Exercise:
Return an exact copy of the lines from the one holding "What's the underlying" to the end of the data, including both the starting and final lines. Leave the pictures out.

Data to process:
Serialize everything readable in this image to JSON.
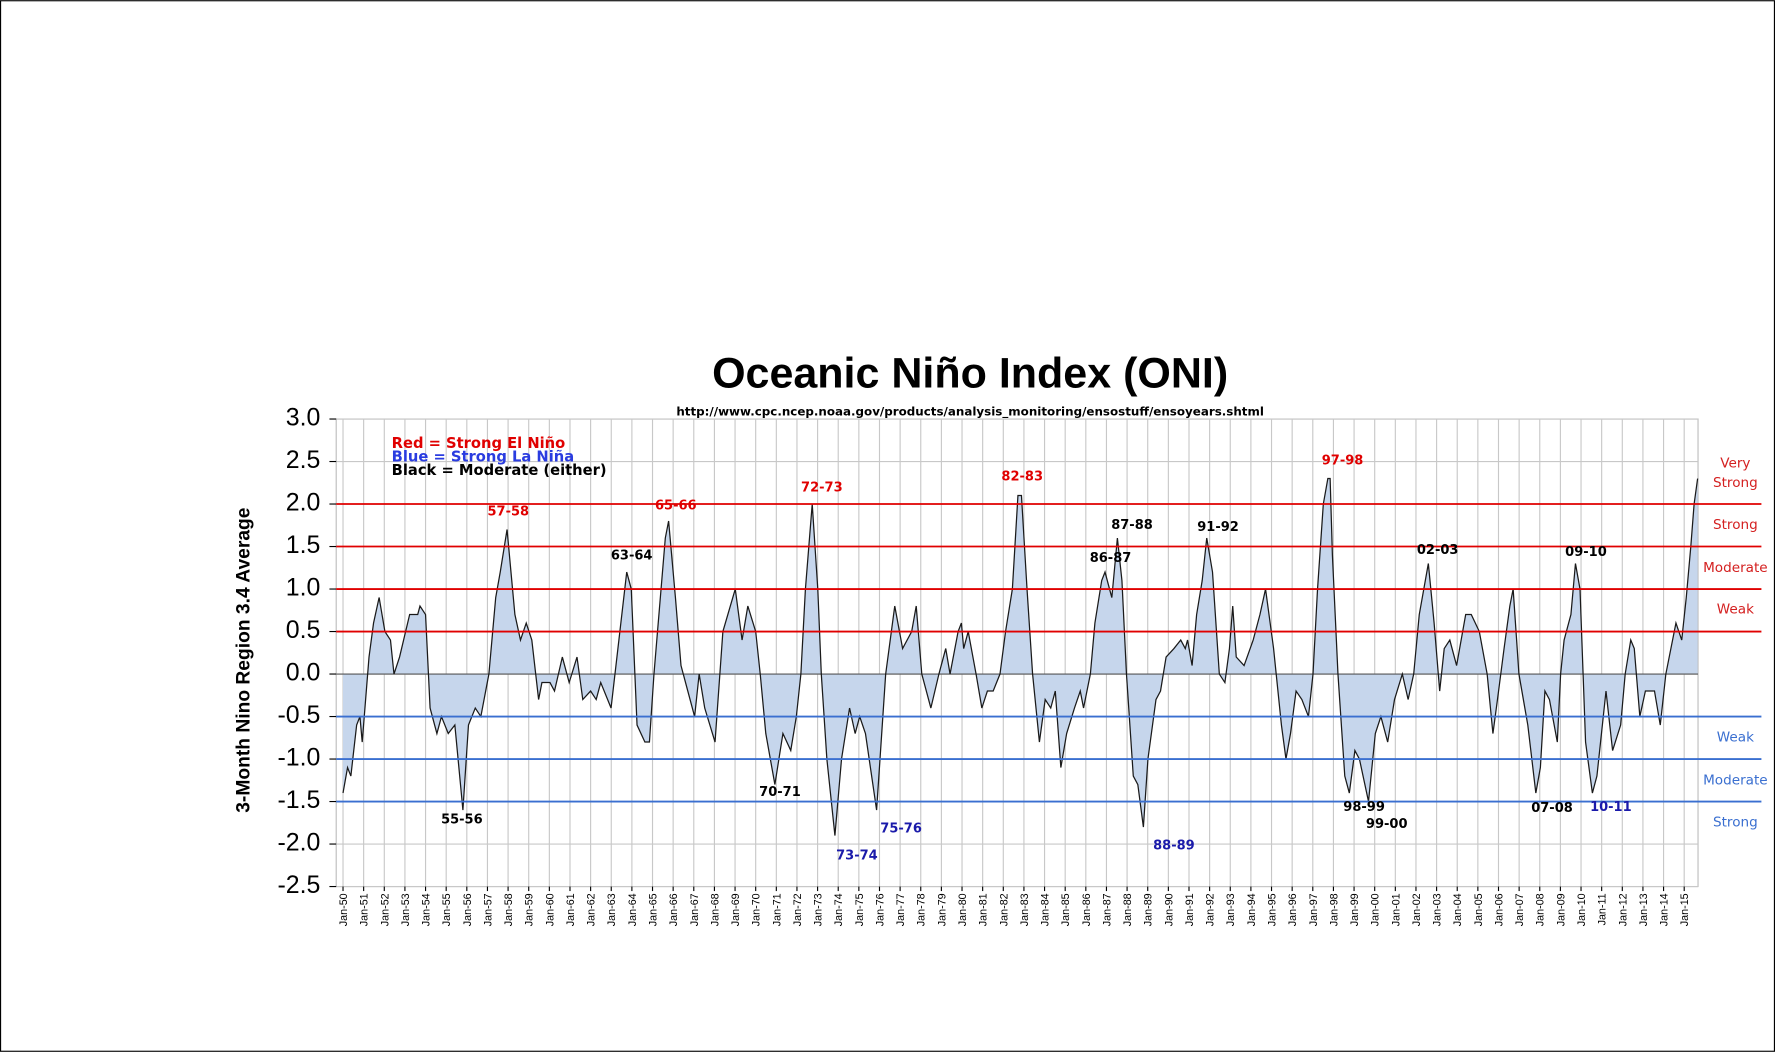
{
  "chart_data": {
    "type": "area",
    "title": "Oceanic Niño Index (ONI)",
    "subtitle": "http://www.cpc.ncep.noaa.gov/products/analysis_monitoring/ensostuff/ensoyears.shtml",
    "y_label": "3-Month Nino Region 3.4 Average",
    "color": "#c6d6ec",
    "line_color": "#1a1a1a",
    "grid": true,
    "xlim": [
      1949.67,
      2015.67
    ],
    "ylim": [
      -2.5,
      3.0
    ],
    "yticks": [
      {
        "value": 3,
        "label": "3.0"
      },
      2.5,
      {
        "value": 2,
        "label": "2.0"
      },
      1.5,
      {
        "value": 1,
        "label": "1.0"
      },
      0.5,
      {
        "value": 0,
        "label": "0.0"
      },
      -0.5,
      {
        "value": -1,
        "label": "-1.0"
      },
      -1.5,
      {
        "value": -2,
        "label": "-2.0"
      },
      -2.5
    ],
    "xticks": [
      {
        "value": 1950,
        "label": "Jan-50"
      },
      {
        "value": 1951,
        "label": "Jan-51"
      },
      {
        "value": 1952,
        "label": "Jan-52"
      },
      {
        "value": 1953,
        "label": "Jan-53"
      },
      {
        "value": 1954,
        "label": "Jan-54"
      },
      {
        "value": 1955,
        "label": "Jan-55"
      },
      {
        "value": 1956,
        "label": "Jan-56"
      },
      {
        "value": 1957,
        "label": "Jan-57"
      },
      {
        "value": 1958,
        "label": "Jan-58"
      },
      {
        "value": 1959,
        "label": "Jan-59"
      },
      {
        "value": 1960,
        "label": "Jan-60"
      },
      {
        "value": 1961,
        "label": "Jan-61"
      },
      {
        "value": 1962,
        "label": "Jan-62"
      },
      {
        "value": 1963,
        "label": "Jan-63"
      },
      {
        "value": 1964,
        "label": "Jan-64"
      },
      {
        "value": 1965,
        "label": "Jan-65"
      },
      {
        "value": 1966,
        "label": "Jan-66"
      },
      {
        "value": 1967,
        "label": "Jan-67"
      },
      {
        "value": 1968,
        "label": "Jan-68"
      },
      {
        "value": 1969,
        "label": "Jan-69"
      },
      {
        "value": 1970,
        "label": "Jan-70"
      },
      {
        "value": 1971,
        "label": "Jan-71"
      },
      {
        "value": 1972,
        "label": "Jan-72"
      },
      {
        "value": 1973,
        "label": "Jan-73"
      },
      {
        "value": 1974,
        "label": "Jan-74"
      },
      {
        "value": 1975,
        "label": "Jan-75"
      },
      {
        "value": 1976,
        "label": "Jan-76"
      },
      {
        "value": 1977,
        "label": "Jan-77"
      },
      {
        "value": 1978,
        "label": "Jan-78"
      },
      {
        "value": 1979,
        "label": "Jan-79"
      },
      {
        "value": 1980,
        "label": "Jan-80"
      },
      {
        "value": 1981,
        "label": "Jan-81"
      },
      {
        "value": 1982,
        "label": "Jan-82"
      },
      {
        "value": 1983,
        "label": "Jan-83"
      },
      {
        "value": 1984,
        "label": "Jan-84"
      },
      {
        "value": 1985,
        "label": "Jan-85"
      },
      {
        "value": 1986,
        "label": "Jan-86"
      },
      {
        "value": 1987,
        "label": "Jan-87"
      },
      {
        "value": 1988,
        "label": "Jan-88"
      },
      {
        "value": 1989,
        "label": "Jan-89"
      },
      {
        "value": 1990,
        "label": "Jan-90"
      },
      {
        "value": 1991,
        "label": "Jan-91"
      },
      {
        "value": 1992,
        "label": "Jan-92"
      },
      {
        "value": 1993,
        "label": "Jan-93"
      },
      {
        "value": 1994,
        "label": "Jan-94"
      },
      {
        "value": 1995,
        "label": "Jan-95"
      },
      {
        "value": 1996,
        "label": "Jan-96"
      },
      {
        "value": 1997,
        "label": "Jan-97"
      },
      {
        "value": 1998,
        "label": "Jan-98"
      },
      {
        "value": 1999,
        "label": "Jan-99"
      },
      {
        "value": 2000,
        "label": "Jan-00"
      },
      {
        "value": 2001,
        "label": "Jan-01"
      },
      {
        "value": 2002,
        "label": "Jan-02"
      },
      {
        "value": 2003,
        "label": "Jan-03"
      },
      {
        "value": 2004,
        "label": "Jan-04"
      },
      {
        "value": 2005,
        "label": "Jan-05"
      },
      {
        "value": 2006,
        "label": "Jan-06"
      },
      {
        "value": 2007,
        "label": "Jan-07"
      },
      {
        "value": 2008,
        "label": "Jan-08"
      },
      {
        "value": 2009,
        "label": "Jan-09"
      },
      {
        "value": 2010,
        "label": "Jan-10"
      },
      {
        "value": 2011,
        "label": "Jan-11"
      },
      {
        "value": 2012,
        "label": "Jan-12"
      },
      {
        "value": 2013,
        "label": "Jan-13"
      },
      {
        "value": 2014,
        "label": "Jan-14"
      },
      {
        "value": 2015,
        "label": "Jan-15"
      }
    ],
    "x": [
      1950.0,
      1950.22,
      1950.38,
      1950.66,
      1950.82,
      1950.93,
      1951.26,
      1951.48,
      1951.75,
      1952.03,
      1952.3,
      1952.47,
      1952.74,
      1953.23,
      1953.62,
      1953.73,
      1954.0,
      1954.22,
      1954.55,
      1954.77,
      1955.1,
      1955.42,
      1955.81,
      1956.08,
      1956.41,
      1956.68,
      1957.07,
      1957.4,
      1957.62,
      1957.95,
      1958.33,
      1958.6,
      1958.88,
      1959.15,
      1959.48,
      1959.64,
      1960.03,
      1960.25,
      1960.63,
      1960.96,
      1961.34,
      1961.62,
      1962.0,
      1962.27,
      1962.49,
      1962.99,
      1963.75,
      1963.97,
      1964.25,
      1964.63,
      1964.85,
      1965.07,
      1965.62,
      1965.78,
      1966.11,
      1966.38,
      1966.71,
      1967.04,
      1967.26,
      1967.53,
      1968.03,
      1968.41,
      1969.01,
      1969.34,
      1969.62,
      1970.0,
      1970.22,
      1970.49,
      1970.93,
      1971.32,
      1971.7,
      1971.97,
      1972.19,
      1972.41,
      1972.74,
      1973.01,
      1973.18,
      1973.45,
      1973.84,
      1974.16,
      1974.55,
      1974.82,
      1975.04,
      1975.32,
      1975.86,
      1976.19,
      1976.3,
      1976.74,
      1977.12,
      1977.56,
      1977.78,
      1978.05,
      1978.49,
      1978.88,
      1979.21,
      1979.42,
      1979.81,
      1979.97,
      1980.08,
      1980.3,
      1980.68,
      1980.96,
      1981.23,
      1981.51,
      1981.84,
      1982.11,
      1982.44,
      1982.71,
      1982.88,
      1983.15,
      1983.42,
      1983.75,
      1984.03,
      1984.3,
      1984.52,
      1984.79,
      1985.07,
      1985.45,
      1985.73,
      1985.89,
      1986.22,
      1986.44,
      1986.77,
      1986.93,
      1987.26,
      1987.53,
      1987.75,
      1987.97,
      1988.3,
      1988.52,
      1988.79,
      1989.01,
      1989.4,
      1989.62,
      1989.89,
      1990.27,
      1990.6,
      1990.82,
      1990.93,
      1991.15,
      1991.37,
      1991.64,
      1991.86,
      1992.14,
      1992.47,
      1992.74,
      1992.96,
      1993.12,
      1993.29,
      1993.67,
      1994.11,
      1994.44,
      1994.71,
      1995.1,
      1995.48,
      1995.7,
      1995.92,
      1996.19,
      1996.47,
      1996.79,
      1997.01,
      1997.23,
      1997.51,
      1997.73,
      1997.84,
      1997.95,
      1998.22,
      1998.55,
      1998.77,
      1999.04,
      1999.26,
      1999.7,
      2000.03,
      2000.3,
      2000.63,
      2000.96,
      2001.34,
      2001.62,
      2001.89,
      2002.16,
      2002.6,
      2002.88,
      2003.15,
      2003.37,
      2003.64,
      2003.97,
      2004.41,
      2004.68,
      2005.07,
      2005.45,
      2005.73,
      2005.95,
      2006.27,
      2006.55,
      2006.71,
      2006.99,
      2007.42,
      2007.81,
      2008.03,
      2008.25,
      2008.47,
      2008.85,
      2009.01,
      2009.18,
      2009.51,
      2009.73,
      2009.95,
      2010.22,
      2010.55,
      2010.77,
      2011.21,
      2011.53,
      2011.92,
      2012.14,
      2012.41,
      2012.58,
      2012.85,
      2013.12,
      2013.56,
      2013.84,
      2014.11,
      2014.6,
      2014.88,
      2015.1,
      2015.32,
      2015.48,
      2015.65
    ],
    "values": [
      -1.4,
      -1.1,
      -1.2,
      -0.6,
      -0.5,
      -0.8,
      0.2,
      0.6,
      0.9,
      0.5,
      0.4,
      0.0,
      0.2,
      0.7,
      0.7,
      0.8,
      0.7,
      -0.4,
      -0.7,
      -0.5,
      -0.7,
      -0.6,
      -1.6,
      -0.6,
      -0.4,
      -0.5,
      0.0,
      0.9,
      1.2,
      1.7,
      0.7,
      0.4,
      0.6,
      0.4,
      -0.3,
      -0.1,
      -0.1,
      -0.2,
      0.2,
      -0.1,
      0.2,
      -0.3,
      -0.2,
      -0.3,
      -0.1,
      -0.4,
      1.2,
      1.0,
      -0.6,
      -0.8,
      -0.8,
      0.0,
      1.6,
      1.8,
      0.9,
      0.1,
      -0.2,
      -0.5,
      0.0,
      -0.4,
      -0.8,
      0.5,
      1.0,
      0.4,
      0.8,
      0.5,
      0.0,
      -0.7,
      -1.3,
      -0.7,
      -0.9,
      -0.5,
      0.0,
      1.0,
      2.0,
      1.0,
      0.0,
      -1.0,
      -1.9,
      -1.0,
      -0.4,
      -0.7,
      -0.5,
      -0.7,
      -1.6,
      -0.4,
      0.0,
      0.8,
      0.3,
      0.5,
      0.8,
      0.0,
      -0.4,
      0.0,
      0.3,
      0.0,
      0.5,
      0.6,
      0.3,
      0.5,
      0.0,
      -0.4,
      -0.2,
      -0.2,
      0.0,
      0.5,
      1.0,
      2.1,
      2.1,
      1.0,
      0.0,
      -0.8,
      -0.3,
      -0.4,
      -0.2,
      -1.1,
      -0.7,
      -0.4,
      -0.2,
      -0.4,
      0.0,
      0.6,
      1.1,
      1.2,
      0.9,
      1.6,
      1.1,
      0.0,
      -1.2,
      -1.3,
      -1.8,
      -1.0,
      -0.3,
      -0.2,
      0.2,
      0.3,
      0.4,
      0.3,
      0.4,
      0.1,
      0.7,
      1.1,
      1.6,
      1.2,
      0.0,
      -0.1,
      0.3,
      0.8,
      0.2,
      0.1,
      0.4,
      0.7,
      1.0,
      0.3,
      -0.6,
      -1.0,
      -0.7,
      -0.2,
      -0.3,
      -0.5,
      0.0,
      1.0,
      2.0,
      2.3,
      2.3,
      1.4,
      0.0,
      -1.2,
      -1.4,
      -0.9,
      -1.0,
      -1.5,
      -0.7,
      -0.5,
      -0.8,
      -0.3,
      0.0,
      -0.3,
      0.0,
      0.7,
      1.3,
      0.6,
      -0.2,
      0.3,
      0.4,
      0.1,
      0.7,
      0.7,
      0.5,
      0.0,
      -0.7,
      -0.3,
      0.3,
      0.8,
      1.0,
      0.0,
      -0.6,
      -1.4,
      -1.1,
      -0.2,
      -0.3,
      -0.8,
      0.0,
      0.4,
      0.7,
      1.3,
      1.0,
      -0.8,
      -1.4,
      -1.2,
      -0.2,
      -0.9,
      -0.6,
      0.0,
      0.4,
      0.3,
      -0.5,
      -0.2,
      -0.2,
      -0.6,
      0.0,
      0.6,
      0.4,
      0.9,
      1.5,
      2.0,
      2.3
    ],
    "el_nino": {
      "color": "#e00000",
      "label_color": "#d42020",
      "levels": [
        0.5,
        1.0,
        1.5,
        2.0
      ],
      "labels": [
        "Weak",
        "Moderate",
        "Strong",
        "Very Strong"
      ]
    },
    "la_nina": {
      "color": "#3a6fd0",
      "label_color": "#3a6fd0",
      "levels": [
        -0.5,
        -1.0,
        -1.5
      ],
      "labels": [
        "Weak",
        "Moderate",
        "Strong"
      ]
    },
    "key": [
      {
        "text": "Red = Strong El Niño",
        "color": "#e00000"
      },
      {
        "text": "Blue = Strong La Niña",
        "color": "#2a3ce0"
      },
      {
        "text": "Black = Moderate (either)",
        "color": "#000000"
      }
    ],
    "annotations": [
      {
        "text": "57-58",
        "color": "#e00000"
      },
      {
        "text": "65-66",
        "color": "#e00000"
      },
      {
        "text": "72-73",
        "color": "#e00000"
      },
      {
        "text": "82-83",
        "color": "#e00000"
      },
      {
        "text": "97-98",
        "color": "#e00000"
      },
      {
        "text": "63-64",
        "color": "#000000"
      },
      {
        "text": "87-88",
        "color": "#000000"
      },
      {
        "text": "86-87",
        "color": "#000000"
      },
      {
        "text": "91-92",
        "color": "#000000"
      },
      {
        "text": "02-03",
        "color": "#000000"
      },
      {
        "text": "09-10",
        "color": "#000000"
      },
      {
        "text": "55-56",
        "color": "#000000"
      },
      {
        "text": "70-71",
        "color": "#000000"
      },
      {
        "text": "73-74",
        "color": "#1a1aaa"
      },
      {
        "text": "75-76",
        "color": "#1a1aaa"
      },
      {
        "text": "88-89",
        "color": "#1a1aaa"
      },
      {
        "text": "98-99",
        "color": "#000000"
      },
      {
        "text": "99-00",
        "color": "#000000"
      },
      {
        "text": "07-08",
        "color": "#000000"
      },
      {
        "text": "10-11",
        "color": "#1a1aaa"
      }
    ]
  }
}
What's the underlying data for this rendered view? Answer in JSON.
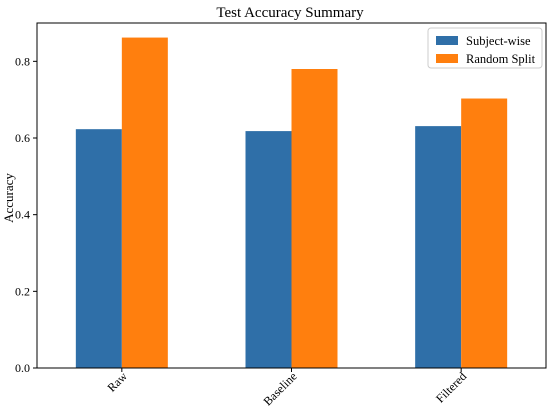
{
  "chart_data": {
    "type": "bar",
    "title": "Test Accuracy Summary",
    "xlabel": "",
    "ylabel": "Accuracy",
    "categories": [
      "Raw",
      "Baseline",
      "Filtered"
    ],
    "series": [
      {
        "name": "Subject-wise",
        "values": [
          0.623,
          0.618,
          0.631
        ],
        "color": "#2f6fa8"
      },
      {
        "name": "Random Split",
        "values": [
          0.862,
          0.78,
          0.703
        ],
        "color": "#ff7f0e"
      }
    ],
    "ylim": [
      0,
      0.9
    ],
    "yticks": [
      "0.0",
      "0.2",
      "0.4",
      "0.6",
      "0.8"
    ],
    "legend_position": "top-right",
    "grid": false
  }
}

Exercise result:
What's the underlying data for this rendered view? Answer in JSON.
{
  "chart_data": {
    "type": "bar",
    "title": "Test Accuracy Summary",
    "xlabel": "",
    "ylabel": "Accuracy",
    "categories": [
      "Raw",
      "Baseline",
      "Filtered"
    ],
    "series": [
      {
        "name": "Subject-wise",
        "values": [
          0.623,
          0.618,
          0.631
        ],
        "color": "#2f6fa8"
      },
      {
        "name": "Random Split",
        "values": [
          0.862,
          0.78,
          0.703
        ],
        "color": "#ff7f0e"
      }
    ],
    "ylim": [
      0,
      0.9
    ],
    "yticks": [
      "0.0",
      "0.2",
      "0.4",
      "0.6",
      "0.8"
    ],
    "legend_position": "top-right",
    "grid": false
  }
}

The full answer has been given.